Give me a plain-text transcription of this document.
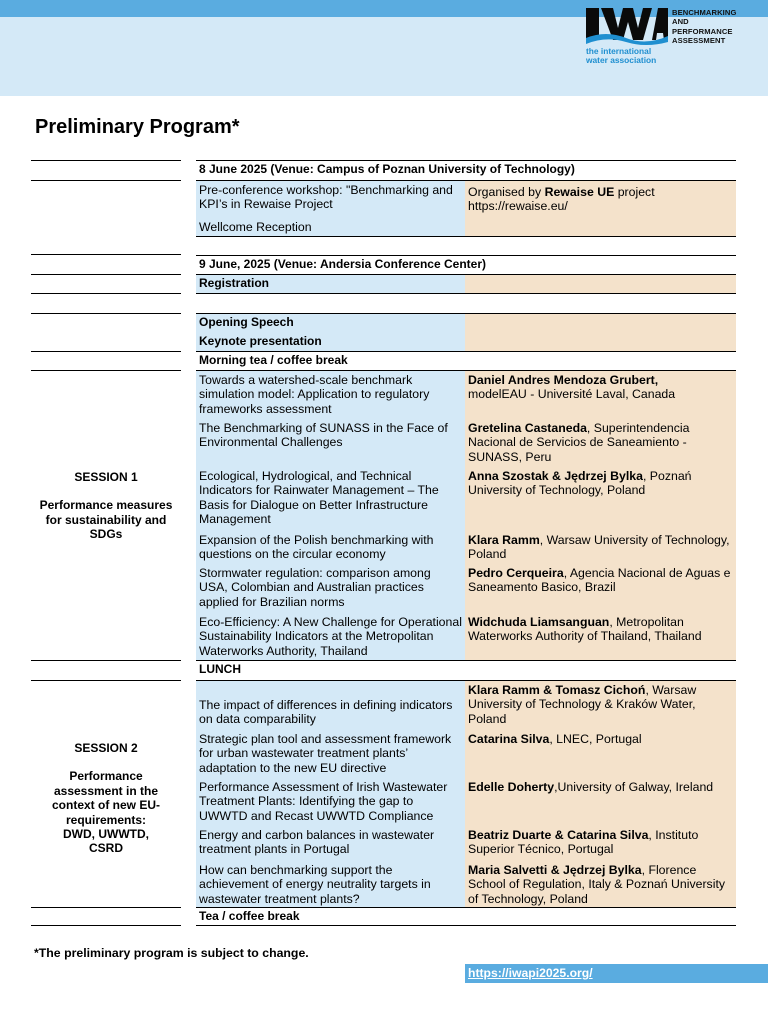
the international
water association
BENCHMARKING
AND
PERFORMANCE
ASSESSMENT
Preliminary Program*
8 June 2025 (Venue: Campus of Poznan University of Technology)
Pre-conference workshop: "Benchmarking and KPI’s in Rewaise Project
Wellcome Reception
Organised by Rewaise UE project
https://rewaise.eu/
9 June, 2025 (Venue: Andersia Conference Center)
Registration
Opening Speech
Keynote presentation
Morning tea / coffee break
SESSION 1
Performance measures for sustainability and SDGs
Towards a watershed-scale benchmark simulation model: Application to regulatory frameworks assessment
Daniel Andres Mendoza Grubert,
modelEAU - Université Laval, Canada
The Benchmarking of SUNASS in the Face of Environmental Challenges
Gretelina Castaneda, Superintendencia Nacional de Servicios de Saneamiento - SUNASS, Peru
Ecological, Hydrological, and Technical Indicators for Rainwater Management – The Basis for Dialogue on Better Infrastructure Management
Anna Szostak & Jędrzej Bylka, Poznań University of Technology, Poland
Expansion of the Polish benchmarking with questions on the circular economy
Klara Ramm, Warsaw University of Technology, Poland
Stormwater regulation: comparison among USA, Colombian and Australian practices applied for Brazilian norms
Pedro Cerqueira, Agencia Nacional de Aguas e Saneamento Basico, Brazil
Eco-Efficiency: A New Challenge for Operational Sustainability Indicators at the Metropolitan Waterworks Authority, Thailand
Widchuda Liamsanguan, Metropolitan Waterworks Authority of Thailand, Thailand
LUNCH
SESSION 2
Performance assessment in the context of new EU-requirements: DWD, UWWTD, CSRD
The impact of differences in defining indicators on data comparability
Klara Ramm & Tomasz Cichoń, Warsaw University of Technology & Kraków Water, Poland
Strategic plan tool and assessment framework for urban wastewater treatment plants’ adaptation to the new EU directive
Catarina Silva, LNEC, Portugal
Performance Assessment of Irish Wastewater Treatment Plants: Identifying the gap to UWWTD and Recast UWWTD Compliance
Edelle Doherty,University of Galway, Ireland
Energy and carbon balances in wastewater treatment plants in Portugal
Beatriz Duarte & Catarina Silva, Instituto Superior Técnico, Portugal
How can benchmarking support the achievement of energy neutrality targets in wastewater treatment plants?
Maria Salvetti & Jędrzej Bylka, Florence School of Regulation, Italy & Poznań University of Technology, Poland
Tea / coffee break
*The preliminary program is subject to change.
https://iwapi2025.org/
──────────────────────────────
▶ [WORK INSTRUCTIONS] Copy every line of the data exactly as written, excluding the pictures.

▶ [SOLUTION]
Give me a plain-text transcription of this document.
the international
water association
BENCHMARKING
AND
PERFORMANCE
ASSESSMENT
Preliminary Program*
8 June 2025 (Venue: Campus of Poznan University of Technology)
Pre-conference workshop: "Benchmarking and KPI’s in Rewaise Project
Wellcome Reception
Organised by Rewaise UE project
https://rewaise.eu/
9 June, 2025 (Venue: Andersia Conference Center)
Registration
Opening Speech
Keynote presentation
Morning tea / coffee break
SESSION 1
Performance measures for sustainability and SDGs
Towards a watershed-scale benchmark simulation model: Application to regulatory frameworks assessment
Daniel Andres Mendoza Grubert,
modelEAU - Université Laval, Canada
The Benchmarking of SUNASS in the Face of Environmental Challenges
Gretelina Castaneda, Superintendencia Nacional de Servicios de Saneamiento - SUNASS, Peru
Ecological, Hydrological, and Technical Indicators for Rainwater Management – The Basis for Dialogue on Better Infrastructure Management
Anna Szostak & Jędrzej Bylka, Poznań University of Technology, Poland
Expansion of the Polish benchmarking with questions on the circular economy
Klara Ramm, Warsaw University of Technology, Poland
Stormwater regulation: comparison among USA, Colombian and Australian practices applied for Brazilian norms
Pedro Cerqueira, Agencia Nacional de Aguas e Saneamento Basico, Brazil
Eco-Efficiency: A New Challenge for Operational Sustainability Indicators at the Metropolitan Waterworks Authority, Thailand
Widchuda Liamsanguan, Metropolitan Waterworks Authority of Thailand, Thailand
LUNCH
SESSION 2
Performance assessment in the context of new EU-requirements: DWD, UWWTD, CSRD
The impact of differences in defining indicators on data comparability
Klara Ramm & Tomasz Cichoń, Warsaw University of Technology & Kraków Water, Poland
Strategic plan tool and assessment framework for urban wastewater treatment plants’ adaptation to the new EU directive
Catarina Silva, LNEC, Portugal
Performance Assessment of Irish Wastewater Treatment Plants: Identifying the gap to UWWTD and Recast UWWTD Compliance
Edelle Doherty,University of Galway, Ireland
Energy and carbon balances in wastewater treatment plants in Portugal
Beatriz Duarte & Catarina Silva, Instituto Superior Técnico, Portugal
How can benchmarking support the achievement of energy neutrality targets in wastewater treatment plants?
Maria Salvetti & Jędrzej Bylka, Florence School of Regulation, Italy & Poznań University of Technology, Poland
Tea / coffee break
*The preliminary program is subject to change.
https://iwapi2025.org/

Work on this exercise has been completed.